(Stored data entries)
------------
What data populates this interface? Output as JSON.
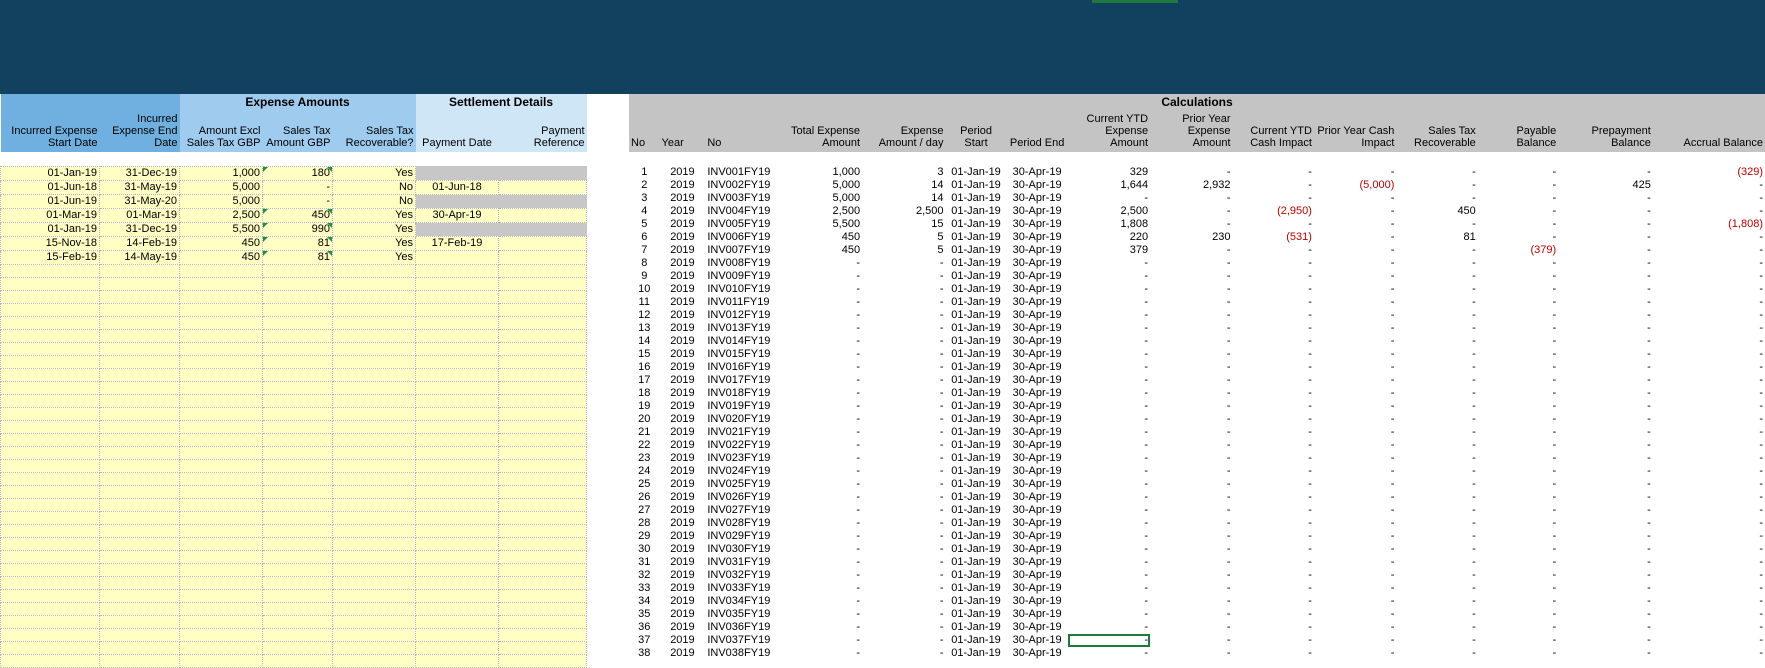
{
  "left_table": {
    "groups": {
      "expense_amounts": "Expense Amounts",
      "settlement_details": "Settlement Details"
    },
    "headers": [
      "Incurred Expense Start Date",
      "Incurred Expense End Date",
      "Amount Excl Sales Tax GBP",
      "Sales Tax Amount GBP",
      "Sales Tax Recoverable?",
      "Payment Date",
      "Payment Reference"
    ],
    "rows": [
      [
        "01-Jan-19",
        "31-Dec-19",
        "1,000",
        "180",
        "Yes",
        "",
        ""
      ],
      [
        "01-Jun-18",
        "31-May-19",
        "5,000",
        "-",
        "No",
        "01-Jun-18",
        ""
      ],
      [
        "01-Jun-19",
        "31-May-20",
        "5,000",
        "-",
        "No",
        "",
        ""
      ],
      [
        "01-Mar-19",
        "01-Mar-19",
        "2,500",
        "450",
        "Yes",
        "30-Apr-19",
        ""
      ],
      [
        "01-Jan-19",
        "31-Dec-19",
        "5,500",
        "990",
        "Yes",
        "",
        ""
      ],
      [
        "15-Nov-18",
        "14-Feb-19",
        "450",
        "81",
        "Yes",
        "17-Feb-19",
        ""
      ],
      [
        "15-Feb-19",
        "14-May-19",
        "450",
        "81",
        "Yes",
        "",
        ""
      ]
    ],
    "blank_rows": 31
  },
  "right_table": {
    "group": "Calculations",
    "headers": [
      "No",
      "Year",
      "No",
      "Total Expense Amount",
      "Expense Amount / day",
      "Period Start",
      "Period End",
      "Current YTD Expense Amount",
      "Prior Year Expense Amount",
      "Current YTD Cash Impact",
      "Prior Year Cash Impact",
      "Sales Tax Recoverable",
      "Payable Balance",
      "Prepayment Balance",
      "Accrual Balance"
    ],
    "rows": [
      [
        "1",
        "2019",
        "INV001FY19",
        "1,000",
        "3",
        "01-Jan-19",
        "30-Apr-19",
        "329",
        "-",
        "-",
        "-",
        "-",
        "-",
        "-",
        "(329)"
      ],
      [
        "2",
        "2019",
        "INV002FY19",
        "5,000",
        "14",
        "01-Jan-19",
        "30-Apr-19",
        "1,644",
        "2,932",
        "-",
        "(5,000)",
        "-",
        "-",
        "425",
        "-"
      ],
      [
        "3",
        "2019",
        "INV003FY19",
        "5,000",
        "14",
        "01-Jan-19",
        "30-Apr-19",
        "-",
        "-",
        "-",
        "-",
        "-",
        "-",
        "-",
        "-"
      ],
      [
        "4",
        "2019",
        "INV004FY19",
        "2,500",
        "2,500",
        "01-Jan-19",
        "30-Apr-19",
        "2,500",
        "-",
        "(2,950)",
        "-",
        "450",
        "-",
        "-",
        "-"
      ],
      [
        "5",
        "2019",
        "INV005FY19",
        "5,500",
        "15",
        "01-Jan-19",
        "30-Apr-19",
        "1,808",
        "-",
        "-",
        "-",
        "-",
        "-",
        "-",
        "(1,808)"
      ],
      [
        "6",
        "2019",
        "INV006FY19",
        "450",
        "5",
        "01-Jan-19",
        "30-Apr-19",
        "220",
        "230",
        "(531)",
        "-",
        "81",
        "-",
        "-",
        "-"
      ],
      [
        "7",
        "2019",
        "INV007FY19",
        "450",
        "5",
        "01-Jan-19",
        "30-Apr-19",
        "379",
        "-",
        "-",
        "-",
        "-",
        "(379)",
        "-",
        "-"
      ],
      [
        "8",
        "2019",
        "INV008FY19",
        "-",
        "-",
        "01-Jan-19",
        "30-Apr-19",
        "-",
        "-",
        "-",
        "-",
        "-",
        "-",
        "-",
        "-"
      ],
      [
        "9",
        "2019",
        "INV009FY19",
        "-",
        "-",
        "01-Jan-19",
        "30-Apr-19",
        "-",
        "-",
        "-",
        "-",
        "-",
        "-",
        "-",
        "-"
      ],
      [
        "10",
        "2019",
        "INV010FY19",
        "-",
        "-",
        "01-Jan-19",
        "30-Apr-19",
        "-",
        "-",
        "-",
        "-",
        "-",
        "-",
        "-",
        "-"
      ],
      [
        "11",
        "2019",
        "INV011FY19",
        "-",
        "-",
        "01-Jan-19",
        "30-Apr-19",
        "-",
        "-",
        "-",
        "-",
        "-",
        "-",
        "-",
        "-"
      ],
      [
        "12",
        "2019",
        "INV012FY19",
        "-",
        "-",
        "01-Jan-19",
        "30-Apr-19",
        "-",
        "-",
        "-",
        "-",
        "-",
        "-",
        "-",
        "-"
      ],
      [
        "13",
        "2019",
        "INV013FY19",
        "-",
        "-",
        "01-Jan-19",
        "30-Apr-19",
        "-",
        "-",
        "-",
        "-",
        "-",
        "-",
        "-",
        "-"
      ],
      [
        "14",
        "2019",
        "INV014FY19",
        "-",
        "-",
        "01-Jan-19",
        "30-Apr-19",
        "-",
        "-",
        "-",
        "-",
        "-",
        "-",
        "-",
        "-"
      ],
      [
        "15",
        "2019",
        "INV015FY19",
        "-",
        "-",
        "01-Jan-19",
        "30-Apr-19",
        "-",
        "-",
        "-",
        "-",
        "-",
        "-",
        "-",
        "-"
      ],
      [
        "16",
        "2019",
        "INV016FY19",
        "-",
        "-",
        "01-Jan-19",
        "30-Apr-19",
        "-",
        "-",
        "-",
        "-",
        "-",
        "-",
        "-",
        "-"
      ],
      [
        "17",
        "2019",
        "INV017FY19",
        "-",
        "-",
        "01-Jan-19",
        "30-Apr-19",
        "-",
        "-",
        "-",
        "-",
        "-",
        "-",
        "-",
        "-"
      ],
      [
        "18",
        "2019",
        "INV018FY19",
        "-",
        "-",
        "01-Jan-19",
        "30-Apr-19",
        "-",
        "-",
        "-",
        "-",
        "-",
        "-",
        "-",
        "-"
      ],
      [
        "19",
        "2019",
        "INV019FY19",
        "-",
        "-",
        "01-Jan-19",
        "30-Apr-19",
        "-",
        "-",
        "-",
        "-",
        "-",
        "-",
        "-",
        "-"
      ],
      [
        "20",
        "2019",
        "INV020FY19",
        "-",
        "-",
        "01-Jan-19",
        "30-Apr-19",
        "-",
        "-",
        "-",
        "-",
        "-",
        "-",
        "-",
        "-"
      ],
      [
        "21",
        "2019",
        "INV021FY19",
        "-",
        "-",
        "01-Jan-19",
        "30-Apr-19",
        "-",
        "-",
        "-",
        "-",
        "-",
        "-",
        "-",
        "-"
      ],
      [
        "22",
        "2019",
        "INV022FY19",
        "-",
        "-",
        "01-Jan-19",
        "30-Apr-19",
        "-",
        "-",
        "-",
        "-",
        "-",
        "-",
        "-",
        "-"
      ],
      [
        "23",
        "2019",
        "INV023FY19",
        "-",
        "-",
        "01-Jan-19",
        "30-Apr-19",
        "-",
        "-",
        "-",
        "-",
        "-",
        "-",
        "-",
        "-"
      ],
      [
        "24",
        "2019",
        "INV024FY19",
        "-",
        "-",
        "01-Jan-19",
        "30-Apr-19",
        "-",
        "-",
        "-",
        "-",
        "-",
        "-",
        "-",
        "-"
      ],
      [
        "25",
        "2019",
        "INV025FY19",
        "-",
        "-",
        "01-Jan-19",
        "30-Apr-19",
        "-",
        "-",
        "-",
        "-",
        "-",
        "-",
        "-",
        "-"
      ],
      [
        "26",
        "2019",
        "INV026FY19",
        "-",
        "-",
        "01-Jan-19",
        "30-Apr-19",
        "-",
        "-",
        "-",
        "-",
        "-",
        "-",
        "-",
        "-"
      ],
      [
        "27",
        "2019",
        "INV027FY19",
        "-",
        "-",
        "01-Jan-19",
        "30-Apr-19",
        "-",
        "-",
        "-",
        "-",
        "-",
        "-",
        "-",
        "-"
      ],
      [
        "28",
        "2019",
        "INV028FY19",
        "-",
        "-",
        "01-Jan-19",
        "30-Apr-19",
        "-",
        "-",
        "-",
        "-",
        "-",
        "-",
        "-",
        "-"
      ],
      [
        "29",
        "2019",
        "INV029FY19",
        "-",
        "-",
        "01-Jan-19",
        "30-Apr-19",
        "-",
        "-",
        "-",
        "-",
        "-",
        "-",
        "-",
        "-"
      ],
      [
        "30",
        "2019",
        "INV030FY19",
        "-",
        "-",
        "01-Jan-19",
        "30-Apr-19",
        "-",
        "-",
        "-",
        "-",
        "-",
        "-",
        "-",
        "-"
      ],
      [
        "31",
        "2019",
        "INV031FY19",
        "-",
        "-",
        "01-Jan-19",
        "30-Apr-19",
        "-",
        "-",
        "-",
        "-",
        "-",
        "-",
        "-",
        "-"
      ],
      [
        "32",
        "2019",
        "INV032FY19",
        "-",
        "-",
        "01-Jan-19",
        "30-Apr-19",
        "-",
        "-",
        "-",
        "-",
        "-",
        "-",
        "-",
        "-"
      ],
      [
        "33",
        "2019",
        "INV033FY19",
        "-",
        "-",
        "01-Jan-19",
        "30-Apr-19",
        "-",
        "-",
        "-",
        "-",
        "-",
        "-",
        "-",
        "-"
      ],
      [
        "34",
        "2019",
        "INV034FY19",
        "-",
        "-",
        "01-Jan-19",
        "30-Apr-19",
        "-",
        "-",
        "-",
        "-",
        "-",
        "-",
        "-",
        "-"
      ],
      [
        "35",
        "2019",
        "INV035FY19",
        "-",
        "-",
        "01-Jan-19",
        "30-Apr-19",
        "-",
        "-",
        "-",
        "-",
        "-",
        "-",
        "-",
        "-"
      ],
      [
        "36",
        "2019",
        "INV036FY19",
        "-",
        "-",
        "01-Jan-19",
        "30-Apr-19",
        "-",
        "-",
        "-",
        "-",
        "-",
        "-",
        "-",
        "-"
      ],
      [
        "37",
        "2019",
        "INV037FY19",
        "-",
        "-",
        "01-Jan-19",
        "30-Apr-19",
        "-",
        "-",
        "-",
        "-",
        "-",
        "-",
        "-",
        "-"
      ],
      [
        "38",
        "2019",
        "INV038FY19",
        "-",
        "-",
        "01-Jan-19",
        "30-Apr-19",
        "-",
        "-",
        "-",
        "-",
        "-",
        "-",
        "-",
        "-"
      ]
    ]
  },
  "colors": {
    "banner": "#12405f",
    "header_blue_dark": "#6fb0e0",
    "header_blue_mid": "#9fcbef",
    "header_blue_light": "#cfe6f7",
    "input_yellow": "#ffffc4",
    "calc_header_gray": "#c4c4c4",
    "negative_red": "#c00000",
    "selection_green": "#1e7a3c"
  }
}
------------
Given exercise> What is the number of lines in the records that contain the word "Recoverable"? Answer with the number and nothing else.

Completed exercise> 2